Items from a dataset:
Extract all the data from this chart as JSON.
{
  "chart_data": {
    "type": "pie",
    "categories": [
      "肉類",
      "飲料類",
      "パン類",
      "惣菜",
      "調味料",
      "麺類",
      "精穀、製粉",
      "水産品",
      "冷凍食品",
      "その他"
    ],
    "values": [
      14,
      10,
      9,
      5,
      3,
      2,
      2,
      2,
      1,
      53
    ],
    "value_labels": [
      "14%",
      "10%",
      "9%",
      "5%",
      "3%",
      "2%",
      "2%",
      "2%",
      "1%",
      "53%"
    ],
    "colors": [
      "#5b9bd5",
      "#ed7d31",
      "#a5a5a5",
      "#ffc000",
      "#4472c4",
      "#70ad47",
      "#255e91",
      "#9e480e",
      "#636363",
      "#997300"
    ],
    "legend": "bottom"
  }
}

# THE TASK
Print out every record again, exactly and in full.

# SOLUTION
Extract all the data from this chart as JSON.
{
  "chart_data": {
    "type": "pie",
    "categories": [
      "肉類",
      "飲料類",
      "パン類",
      "惣菜",
      "調味料",
      "麺類",
      "精穀、製粉",
      "水産品",
      "冷凍食品",
      "その他"
    ],
    "values": [
      14,
      10,
      9,
      5,
      3,
      2,
      2,
      2,
      1,
      53
    ],
    "value_labels": [
      "14%",
      "10%",
      "9%",
      "5%",
      "3%",
      "2%",
      "2%",
      "2%",
      "1%",
      "53%"
    ],
    "colors": [
      "#5b9bd5",
      "#ed7d31",
      "#a5a5a5",
      "#ffc000",
      "#4472c4",
      "#70ad47",
      "#255e91",
      "#9e480e",
      "#636363",
      "#997300"
    ],
    "legend": "bottom"
  }
}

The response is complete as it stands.